TO BE DONE => Report every line from the material that contains the word "JSON".

Collected data entries
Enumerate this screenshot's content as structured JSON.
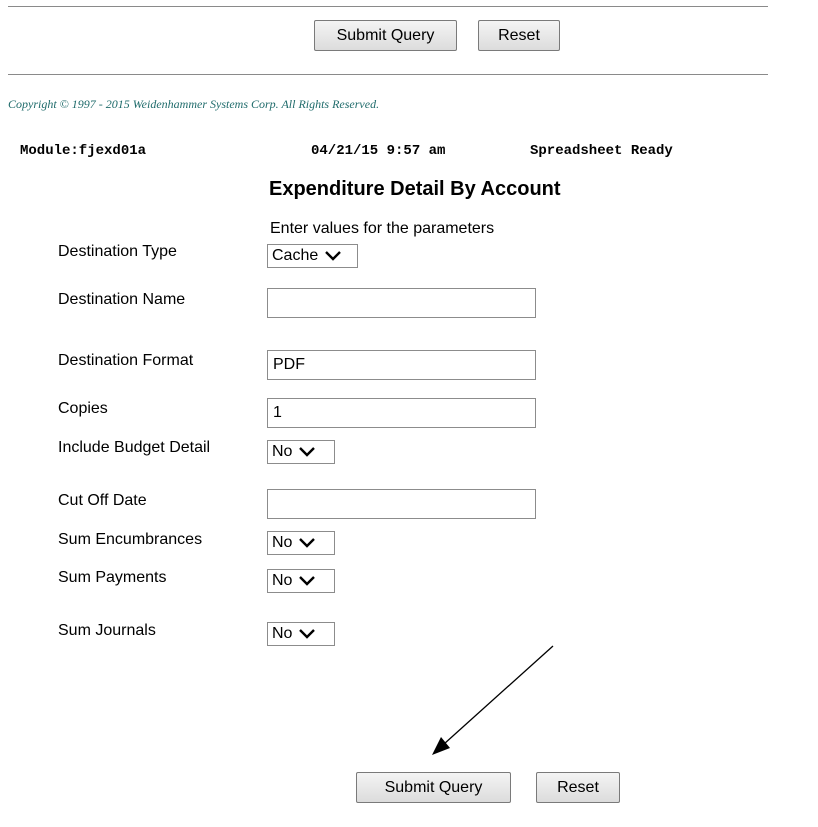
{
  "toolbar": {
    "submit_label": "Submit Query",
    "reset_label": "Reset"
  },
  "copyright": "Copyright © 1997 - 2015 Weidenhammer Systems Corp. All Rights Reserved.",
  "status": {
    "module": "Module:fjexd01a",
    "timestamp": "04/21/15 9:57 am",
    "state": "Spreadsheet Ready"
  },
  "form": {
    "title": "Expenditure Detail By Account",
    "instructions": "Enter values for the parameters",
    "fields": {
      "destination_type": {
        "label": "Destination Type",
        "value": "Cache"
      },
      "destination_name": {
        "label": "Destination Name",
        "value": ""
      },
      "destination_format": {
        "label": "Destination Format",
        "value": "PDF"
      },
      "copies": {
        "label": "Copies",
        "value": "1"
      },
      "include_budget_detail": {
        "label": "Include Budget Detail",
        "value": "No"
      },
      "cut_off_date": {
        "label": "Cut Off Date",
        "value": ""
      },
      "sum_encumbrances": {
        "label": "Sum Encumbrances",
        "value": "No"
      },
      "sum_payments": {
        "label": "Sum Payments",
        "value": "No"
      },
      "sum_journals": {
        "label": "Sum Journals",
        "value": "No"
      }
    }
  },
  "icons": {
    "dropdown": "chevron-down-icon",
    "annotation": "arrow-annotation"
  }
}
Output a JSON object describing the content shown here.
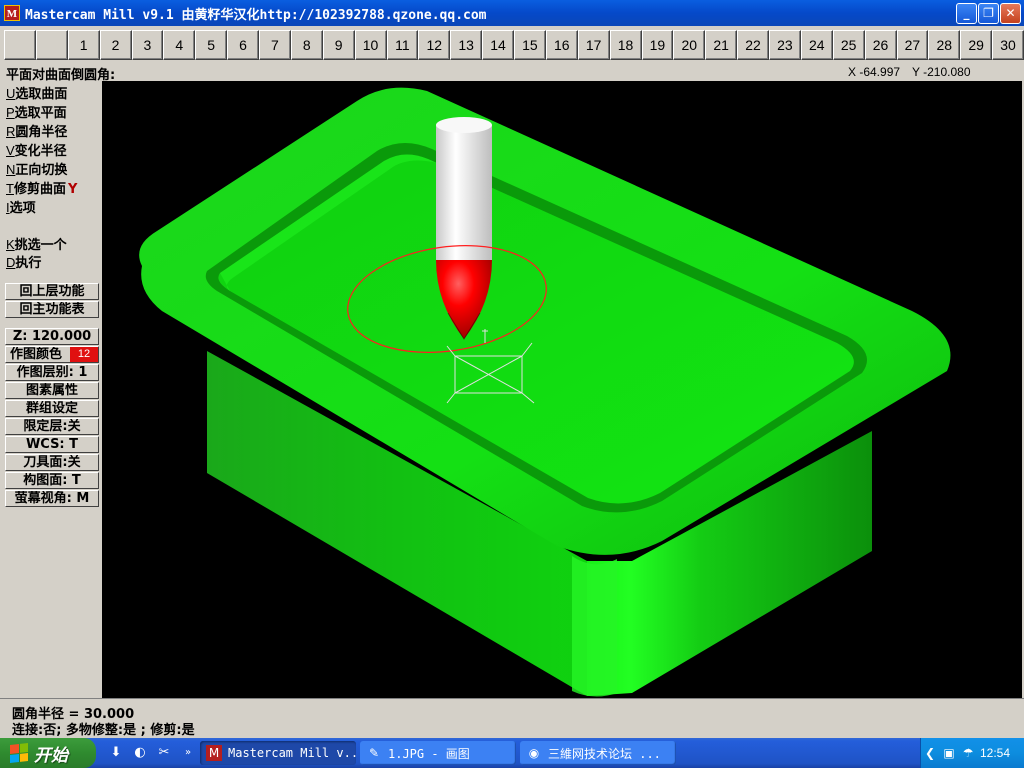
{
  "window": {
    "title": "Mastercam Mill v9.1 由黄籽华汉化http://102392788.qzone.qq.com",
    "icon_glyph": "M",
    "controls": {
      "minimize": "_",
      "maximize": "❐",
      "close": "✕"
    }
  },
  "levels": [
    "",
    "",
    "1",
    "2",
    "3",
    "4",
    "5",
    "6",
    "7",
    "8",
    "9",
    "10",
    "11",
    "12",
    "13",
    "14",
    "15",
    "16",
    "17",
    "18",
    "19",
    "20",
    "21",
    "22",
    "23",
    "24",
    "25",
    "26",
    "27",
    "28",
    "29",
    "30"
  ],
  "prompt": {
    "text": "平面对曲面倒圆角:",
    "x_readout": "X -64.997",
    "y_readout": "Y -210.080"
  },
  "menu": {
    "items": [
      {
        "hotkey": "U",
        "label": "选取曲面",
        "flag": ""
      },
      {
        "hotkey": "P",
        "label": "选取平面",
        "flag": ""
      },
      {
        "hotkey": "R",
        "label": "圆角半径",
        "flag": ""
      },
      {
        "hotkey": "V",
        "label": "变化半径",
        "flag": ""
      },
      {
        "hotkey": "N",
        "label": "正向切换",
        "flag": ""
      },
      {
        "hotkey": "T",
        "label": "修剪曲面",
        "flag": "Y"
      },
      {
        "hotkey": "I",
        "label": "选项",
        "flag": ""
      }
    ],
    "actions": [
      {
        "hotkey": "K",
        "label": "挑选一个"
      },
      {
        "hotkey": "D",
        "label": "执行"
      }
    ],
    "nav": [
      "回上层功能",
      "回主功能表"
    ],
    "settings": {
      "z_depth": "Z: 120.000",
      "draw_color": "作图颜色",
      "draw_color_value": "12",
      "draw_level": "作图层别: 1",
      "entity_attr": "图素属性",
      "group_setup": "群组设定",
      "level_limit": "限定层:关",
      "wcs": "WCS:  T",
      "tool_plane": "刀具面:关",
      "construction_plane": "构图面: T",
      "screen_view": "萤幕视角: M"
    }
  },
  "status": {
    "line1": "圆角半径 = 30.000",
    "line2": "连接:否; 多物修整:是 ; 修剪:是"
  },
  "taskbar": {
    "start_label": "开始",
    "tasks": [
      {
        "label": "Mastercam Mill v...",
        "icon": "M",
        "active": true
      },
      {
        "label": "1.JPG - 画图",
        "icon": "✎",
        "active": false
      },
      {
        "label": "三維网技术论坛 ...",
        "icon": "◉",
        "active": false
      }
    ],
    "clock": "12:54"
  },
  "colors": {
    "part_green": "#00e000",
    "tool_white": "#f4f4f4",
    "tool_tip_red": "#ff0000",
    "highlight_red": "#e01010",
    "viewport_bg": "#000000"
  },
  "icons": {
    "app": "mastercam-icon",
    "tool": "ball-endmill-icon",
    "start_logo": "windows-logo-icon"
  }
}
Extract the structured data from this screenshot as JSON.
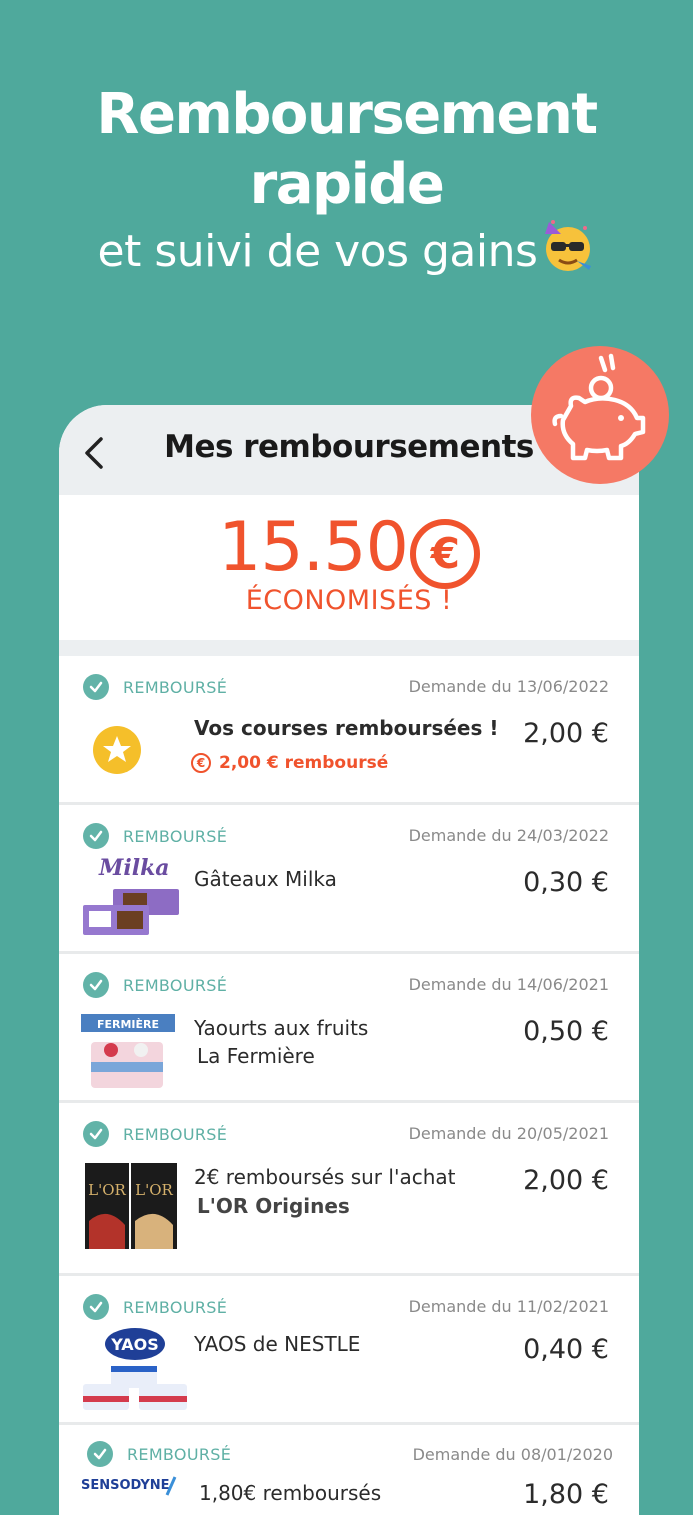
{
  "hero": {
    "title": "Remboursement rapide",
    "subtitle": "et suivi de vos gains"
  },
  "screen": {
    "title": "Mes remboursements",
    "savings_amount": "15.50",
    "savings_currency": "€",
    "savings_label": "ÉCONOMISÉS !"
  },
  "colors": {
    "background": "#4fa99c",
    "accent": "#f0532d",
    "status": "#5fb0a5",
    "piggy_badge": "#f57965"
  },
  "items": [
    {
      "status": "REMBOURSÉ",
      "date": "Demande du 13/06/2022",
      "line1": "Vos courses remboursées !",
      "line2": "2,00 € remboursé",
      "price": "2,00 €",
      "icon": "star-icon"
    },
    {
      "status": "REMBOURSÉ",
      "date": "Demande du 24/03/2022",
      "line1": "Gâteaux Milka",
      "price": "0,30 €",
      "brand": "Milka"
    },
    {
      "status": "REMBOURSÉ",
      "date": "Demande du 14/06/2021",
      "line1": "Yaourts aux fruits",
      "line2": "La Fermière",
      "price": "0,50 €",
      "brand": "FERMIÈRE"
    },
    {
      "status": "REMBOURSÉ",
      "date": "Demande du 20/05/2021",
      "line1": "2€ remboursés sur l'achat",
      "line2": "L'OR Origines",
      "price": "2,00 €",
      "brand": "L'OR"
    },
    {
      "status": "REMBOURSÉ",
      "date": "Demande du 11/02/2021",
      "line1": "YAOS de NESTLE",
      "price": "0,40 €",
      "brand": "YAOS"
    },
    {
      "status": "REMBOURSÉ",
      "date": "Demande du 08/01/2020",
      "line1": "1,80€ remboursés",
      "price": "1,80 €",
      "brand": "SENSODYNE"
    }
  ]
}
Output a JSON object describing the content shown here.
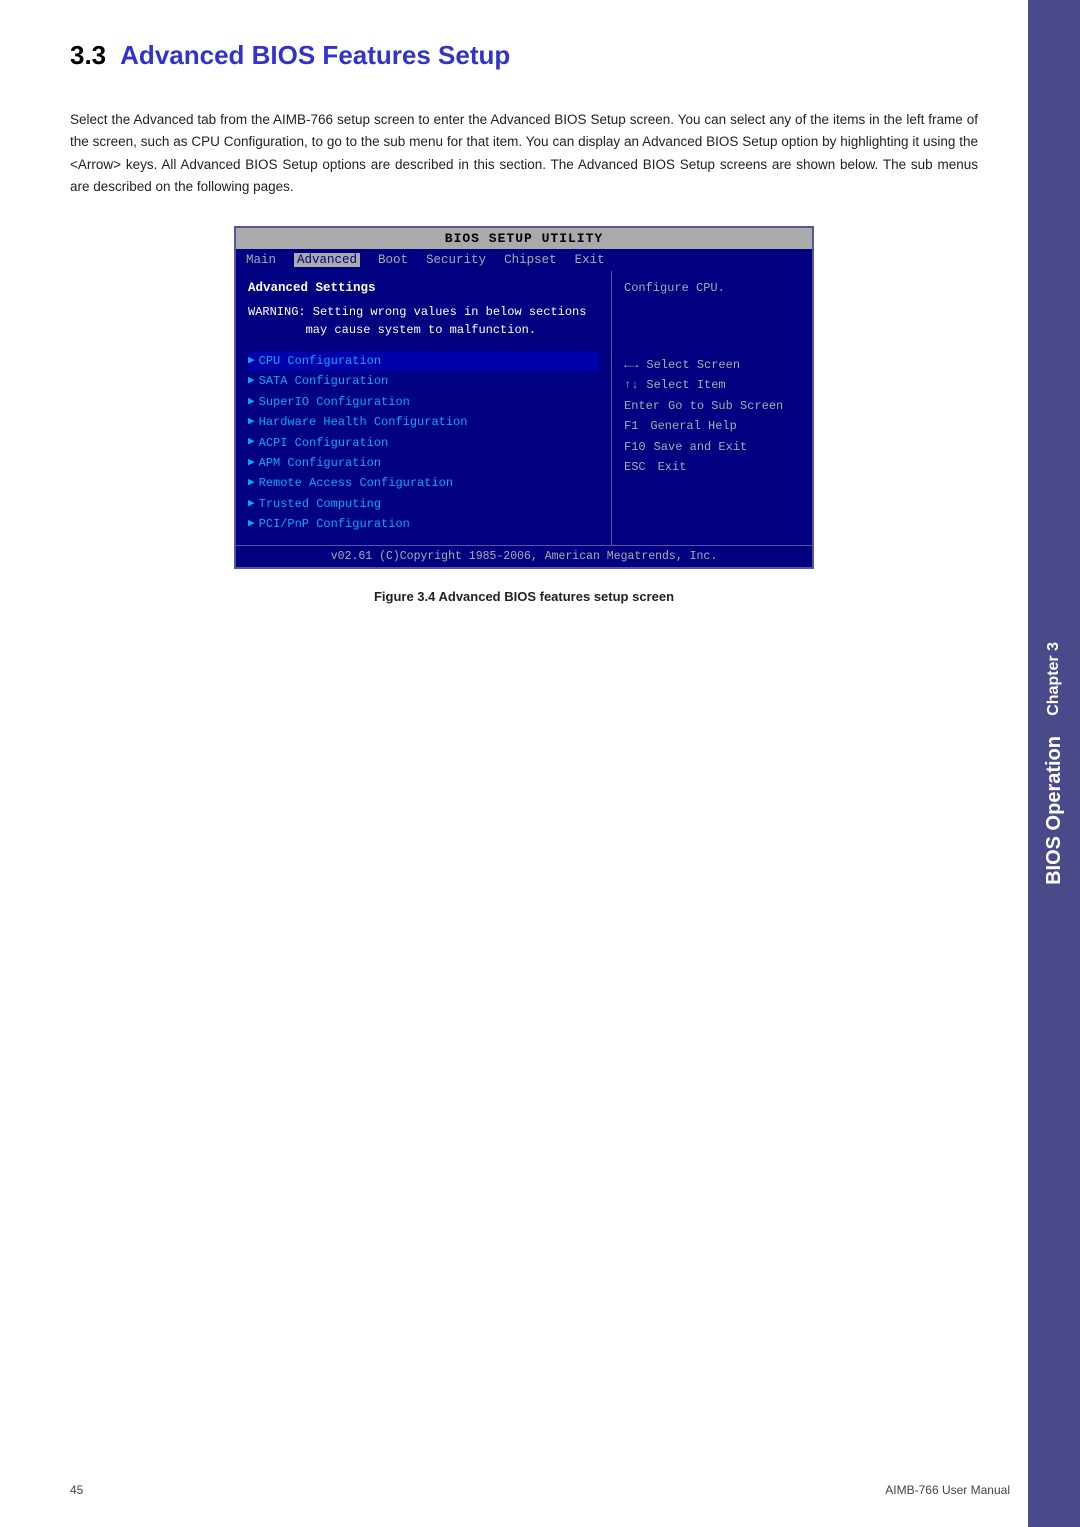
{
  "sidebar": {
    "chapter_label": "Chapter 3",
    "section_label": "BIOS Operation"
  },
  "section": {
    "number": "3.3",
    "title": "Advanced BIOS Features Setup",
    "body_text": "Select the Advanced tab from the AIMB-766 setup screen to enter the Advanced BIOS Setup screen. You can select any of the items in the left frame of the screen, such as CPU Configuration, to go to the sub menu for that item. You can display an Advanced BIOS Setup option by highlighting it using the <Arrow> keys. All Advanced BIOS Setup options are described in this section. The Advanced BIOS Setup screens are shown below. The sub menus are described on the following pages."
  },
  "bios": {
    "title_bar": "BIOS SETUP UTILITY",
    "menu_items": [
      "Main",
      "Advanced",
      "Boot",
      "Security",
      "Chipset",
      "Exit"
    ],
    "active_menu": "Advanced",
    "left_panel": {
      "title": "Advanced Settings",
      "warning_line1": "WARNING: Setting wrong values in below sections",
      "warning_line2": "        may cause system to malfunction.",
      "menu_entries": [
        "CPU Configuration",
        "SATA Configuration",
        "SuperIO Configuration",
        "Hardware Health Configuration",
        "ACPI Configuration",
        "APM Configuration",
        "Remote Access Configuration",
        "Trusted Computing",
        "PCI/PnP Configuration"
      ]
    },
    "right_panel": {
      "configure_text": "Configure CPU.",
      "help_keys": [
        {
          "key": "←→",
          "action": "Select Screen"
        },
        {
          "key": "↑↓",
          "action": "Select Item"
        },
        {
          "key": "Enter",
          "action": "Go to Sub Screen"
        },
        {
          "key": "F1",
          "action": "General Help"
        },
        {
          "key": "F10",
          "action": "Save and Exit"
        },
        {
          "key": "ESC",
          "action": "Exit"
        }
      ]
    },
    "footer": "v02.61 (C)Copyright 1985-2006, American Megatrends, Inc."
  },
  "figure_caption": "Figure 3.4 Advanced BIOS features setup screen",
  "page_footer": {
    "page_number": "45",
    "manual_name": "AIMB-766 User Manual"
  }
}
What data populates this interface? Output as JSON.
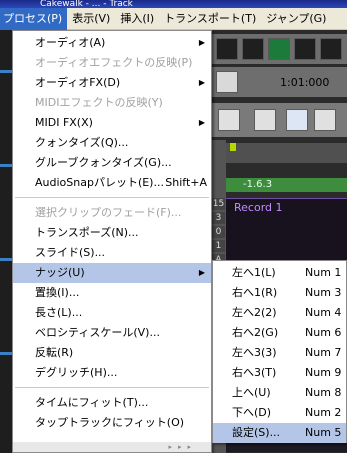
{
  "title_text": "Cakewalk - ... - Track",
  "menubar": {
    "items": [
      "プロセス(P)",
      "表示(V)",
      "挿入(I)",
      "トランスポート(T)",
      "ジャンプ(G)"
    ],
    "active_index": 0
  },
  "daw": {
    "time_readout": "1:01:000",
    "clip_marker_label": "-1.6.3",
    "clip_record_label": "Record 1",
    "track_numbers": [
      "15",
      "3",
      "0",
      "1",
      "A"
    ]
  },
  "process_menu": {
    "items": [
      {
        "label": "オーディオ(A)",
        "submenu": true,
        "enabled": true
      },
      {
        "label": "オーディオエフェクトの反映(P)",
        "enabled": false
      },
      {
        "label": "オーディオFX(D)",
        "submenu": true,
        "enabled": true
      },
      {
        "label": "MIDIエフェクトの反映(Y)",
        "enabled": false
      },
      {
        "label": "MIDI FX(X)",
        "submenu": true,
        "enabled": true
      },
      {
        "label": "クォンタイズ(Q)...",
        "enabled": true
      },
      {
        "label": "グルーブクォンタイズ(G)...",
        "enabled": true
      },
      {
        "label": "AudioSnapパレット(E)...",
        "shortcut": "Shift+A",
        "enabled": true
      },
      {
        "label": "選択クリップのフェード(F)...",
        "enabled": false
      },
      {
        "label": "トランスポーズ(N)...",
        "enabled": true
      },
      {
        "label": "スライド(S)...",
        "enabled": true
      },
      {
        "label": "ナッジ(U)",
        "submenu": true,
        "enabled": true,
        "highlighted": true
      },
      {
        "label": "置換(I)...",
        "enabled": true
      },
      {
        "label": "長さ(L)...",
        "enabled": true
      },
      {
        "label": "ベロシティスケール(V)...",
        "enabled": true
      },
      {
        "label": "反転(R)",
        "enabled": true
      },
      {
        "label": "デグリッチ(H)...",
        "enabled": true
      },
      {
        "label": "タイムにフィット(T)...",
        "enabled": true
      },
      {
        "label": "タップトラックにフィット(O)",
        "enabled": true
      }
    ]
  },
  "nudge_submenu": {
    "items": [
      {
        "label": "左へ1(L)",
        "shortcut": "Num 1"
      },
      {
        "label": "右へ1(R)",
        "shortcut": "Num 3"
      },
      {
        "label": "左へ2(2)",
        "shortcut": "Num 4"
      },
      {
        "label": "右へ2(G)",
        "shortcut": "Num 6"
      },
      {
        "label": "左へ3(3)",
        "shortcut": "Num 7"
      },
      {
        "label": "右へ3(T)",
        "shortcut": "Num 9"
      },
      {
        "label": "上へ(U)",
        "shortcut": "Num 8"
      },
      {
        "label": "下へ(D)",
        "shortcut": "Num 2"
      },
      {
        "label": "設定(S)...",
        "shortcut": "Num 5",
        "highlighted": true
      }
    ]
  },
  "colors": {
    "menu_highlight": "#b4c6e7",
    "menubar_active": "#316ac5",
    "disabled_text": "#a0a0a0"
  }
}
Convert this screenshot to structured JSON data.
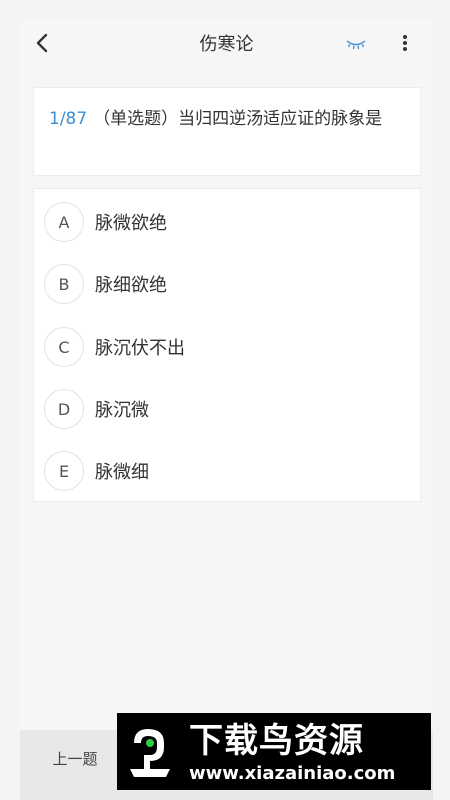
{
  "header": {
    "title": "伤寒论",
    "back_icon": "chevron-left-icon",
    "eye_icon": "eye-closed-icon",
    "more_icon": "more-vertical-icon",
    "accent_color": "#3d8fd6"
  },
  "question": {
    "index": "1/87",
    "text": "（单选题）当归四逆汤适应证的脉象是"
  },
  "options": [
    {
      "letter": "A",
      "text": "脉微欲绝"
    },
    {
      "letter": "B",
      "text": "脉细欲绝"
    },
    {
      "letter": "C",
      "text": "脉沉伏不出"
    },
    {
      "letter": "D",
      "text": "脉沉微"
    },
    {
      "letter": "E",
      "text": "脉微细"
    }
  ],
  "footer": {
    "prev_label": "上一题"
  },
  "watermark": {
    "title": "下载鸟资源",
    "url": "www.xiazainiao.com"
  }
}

REPLY TO THE TASK =>
Enumerate this screenshot's content as structured JSON.
Output a JSON object describing the content shown here.
Extract the structured data from this screenshot as JSON.
Output a JSON object describing the content shown here.
What data populates this interface? Output as JSON.
Convert this screenshot to structured JSON data.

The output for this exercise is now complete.